--- Start of ROWS ---

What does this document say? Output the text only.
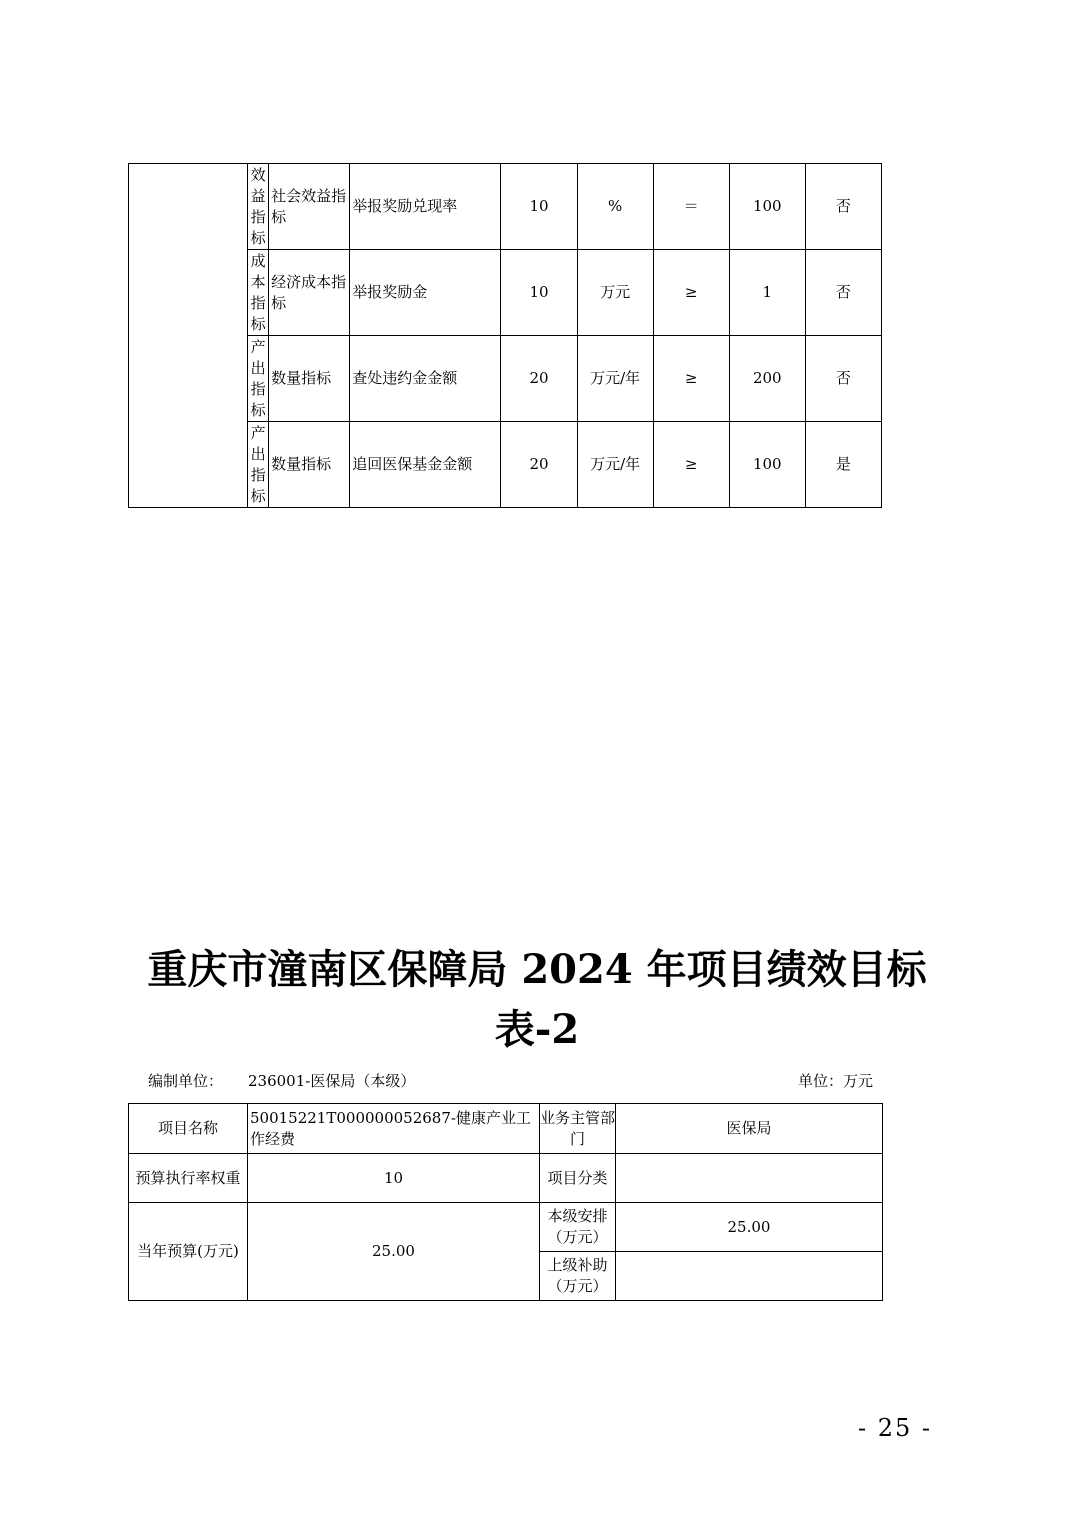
	效
益
指
标	社会效益指标	举报奖励兑现率	10	%	＝	100	否

	成
本
指
标	经济成本指标	举报奖励金	10	万元	≥	1	否

	产
出
指
标	数量指标	查处违约金金额	20	万元/年	≥	200	否

	产
出
指
标	数量指标	追回医保基金金额	20	万元/年	≥	100	是
重庆市潼南区保障局 2024 年项目绩效目标
表-2
编制单位： 236001-医保局（本级）	单位：万元
项目名称	50015221T000000052687-健康产业工作经费	业务主管部门	医保局
预算执行率权重	10	项目分类	
当年预算(万元)	25.00	本级安排（万元）	25.00
		上级补助（万元）	
- 25 -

--- End of ROWS ---

**WRITTEN EXERCISE:** Write every record out again exactly; no pictures belong in the copy.

**THE SOLUTION:**
What does this document say? Output the text only.
	效
益
指
标	社会效益指标	举报奖励兑现率	10	%	＝	100	否

	成
本
指
标	经济成本指标	举报奖励金	10	万元	≥	1	否

	产
出
指
标	数量指标	查处违约金金额	20	万元/年	≥	200	否

	产
出
指
标	数量指标	追回医保基金金额	20	万元/年	≥	100	是
重庆市潼南区保障局 2024 年项目绩效目标
表-2
编制单位： 236001-医保局（本级）	单位：万元
项目名称	50015221T000000052687-健康产业工作经费	业务主管部门	医保局
预算执行率权重	10	项目分类	
当年预算(万元)	25.00	本级安排（万元）	25.00
		上级补助（万元）	
- 25 -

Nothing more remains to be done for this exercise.